Work to be completed:
Each record needs to be echoed exactly; can you do that?

Stored data
···

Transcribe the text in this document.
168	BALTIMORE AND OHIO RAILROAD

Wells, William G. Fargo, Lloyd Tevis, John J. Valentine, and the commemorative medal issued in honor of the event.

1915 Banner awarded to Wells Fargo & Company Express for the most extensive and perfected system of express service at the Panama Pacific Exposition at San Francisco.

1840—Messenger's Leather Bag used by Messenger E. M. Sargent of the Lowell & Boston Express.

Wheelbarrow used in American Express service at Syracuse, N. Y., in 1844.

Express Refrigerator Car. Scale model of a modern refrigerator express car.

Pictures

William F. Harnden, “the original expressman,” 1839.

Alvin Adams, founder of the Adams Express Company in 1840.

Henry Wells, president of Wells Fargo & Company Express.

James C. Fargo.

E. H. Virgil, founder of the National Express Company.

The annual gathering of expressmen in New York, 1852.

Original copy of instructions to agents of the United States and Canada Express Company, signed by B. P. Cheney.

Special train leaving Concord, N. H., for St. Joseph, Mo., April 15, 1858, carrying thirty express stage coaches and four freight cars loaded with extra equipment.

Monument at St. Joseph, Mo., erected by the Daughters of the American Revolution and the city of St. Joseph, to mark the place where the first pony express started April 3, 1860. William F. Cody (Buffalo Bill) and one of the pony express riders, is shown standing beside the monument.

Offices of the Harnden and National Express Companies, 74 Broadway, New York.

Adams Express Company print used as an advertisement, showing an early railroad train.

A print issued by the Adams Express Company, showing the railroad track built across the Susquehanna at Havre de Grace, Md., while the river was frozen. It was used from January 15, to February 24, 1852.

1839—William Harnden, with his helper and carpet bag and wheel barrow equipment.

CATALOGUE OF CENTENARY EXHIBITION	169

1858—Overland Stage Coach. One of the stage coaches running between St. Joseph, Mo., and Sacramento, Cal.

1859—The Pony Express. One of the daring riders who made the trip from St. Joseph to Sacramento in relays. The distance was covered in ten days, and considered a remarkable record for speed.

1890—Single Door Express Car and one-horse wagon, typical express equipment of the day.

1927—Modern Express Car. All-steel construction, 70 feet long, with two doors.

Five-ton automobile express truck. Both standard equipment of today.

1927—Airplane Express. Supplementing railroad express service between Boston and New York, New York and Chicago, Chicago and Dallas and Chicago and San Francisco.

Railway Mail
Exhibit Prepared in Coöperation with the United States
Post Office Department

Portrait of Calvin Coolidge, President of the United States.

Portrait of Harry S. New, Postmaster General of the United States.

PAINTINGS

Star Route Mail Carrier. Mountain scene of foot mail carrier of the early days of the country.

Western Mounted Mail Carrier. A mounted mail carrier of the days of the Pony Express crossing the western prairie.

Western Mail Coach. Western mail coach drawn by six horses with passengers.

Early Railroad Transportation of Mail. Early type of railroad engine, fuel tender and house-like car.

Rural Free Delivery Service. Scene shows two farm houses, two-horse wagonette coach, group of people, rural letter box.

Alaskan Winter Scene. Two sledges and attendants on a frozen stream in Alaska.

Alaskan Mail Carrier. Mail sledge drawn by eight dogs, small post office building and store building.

···

Response to the task:
Transcribe the text in this document.
168	BALTIMORE AND OHIO RAILROAD

Wells, William G. Fargo, Lloyd Tevis, John J. Valentine, and the commemorative medal issued in honor of the event.

1915 Banner awarded to Wells Fargo & Company Express for the most extensive and perfected system of express service at the Panama Pacific Exposition at San Francisco.

1840—Messenger's Leather Bag used by Messenger E. M. Sargent of the Lowell & Boston Express.

Wheelbarrow used in American Express service at Syracuse, N. Y., in 1844.

Express Refrigerator Car. Scale model of a modern refrigerator express car.

Pictures

William F. Harnden, “the original expressman,” 1839.

Alvin Adams, founder of the Adams Express Company in 1840.

Henry Wells, president of Wells Fargo & Company Express.

James C. Fargo.

E. H. Virgil, founder of the National Express Company.

The annual gathering of expressmen in New York, 1852.

Original copy of instructions to agents of the United States and Canada Express Company, signed by B. P. Cheney.

Special train leaving Concord, N. H., for St. Joseph, Mo., April 15, 1858, carrying thirty express stage coaches and four freight cars loaded with extra equipment.

Monument at St. Joseph, Mo., erected by the Daughters of the American Revolution and the city of St. Joseph, to mark the place where the first pony express started April 3, 1860. William F. Cody (Buffalo Bill) and one of the pony express riders, is shown standing beside the monument.

Offices of the Harnden and National Express Companies, 74 Broadway, New York.

Adams Express Company print used as an advertisement, showing an early railroad train.

A print issued by the Adams Express Company, showing the railroad track built across the Susquehanna at Havre de Grace, Md., while the river was frozen. It was used from January 15, to February 24, 1852.

1839—William Harnden, with his helper and carpet bag and wheel barrow equipment.

CATALOGUE OF CENTENARY EXHIBITION	169

1858—Overland Stage Coach. One of the stage coaches running between St. Joseph, Mo., and Sacramento, Cal.

1859—The Pony Express. One of the daring riders who made the trip from St. Joseph to Sacramento in relays. The distance was covered in ten days, and considered a remarkable record for speed.

1890—Single Door Express Car and one-horse wagon, typical express equipment of the day.

1927—Modern Express Car. All-steel construction, 70 feet long, with two doors.

Five-ton automobile express truck. Both standard equipment of today.

1927—Airplane Express. Supplementing railroad express service between Boston and New York, New York and Chicago, Chicago and Dallas and Chicago and San Francisco.

Railway Mail
Exhibit Prepared in Coöperation with the United States
Post Office Department

Portrait of Calvin Coolidge, President of the United States.

Portrait of Harry S. New, Postmaster General of the United States.

PAINTINGS

Star Route Mail Carrier. Mountain scene of foot mail carrier of the early days of the country.

Western Mounted Mail Carrier. A mounted mail carrier of the days of the Pony Express crossing the western prairie.

Western Mail Coach. Western mail coach drawn by six horses with passengers.

Early Railroad Transportation of Mail. Early type of railroad engine, fuel tender and house-like car.

Rural Free Delivery Service. Scene shows two farm houses, two-horse wagonette coach, group of people, rural letter box.

Alaskan Winter Scene. Two sledges and attendants on a frozen stream in Alaska.

Alaskan Mail Carrier. Mail sledge drawn by eight dogs, small post office building and store building.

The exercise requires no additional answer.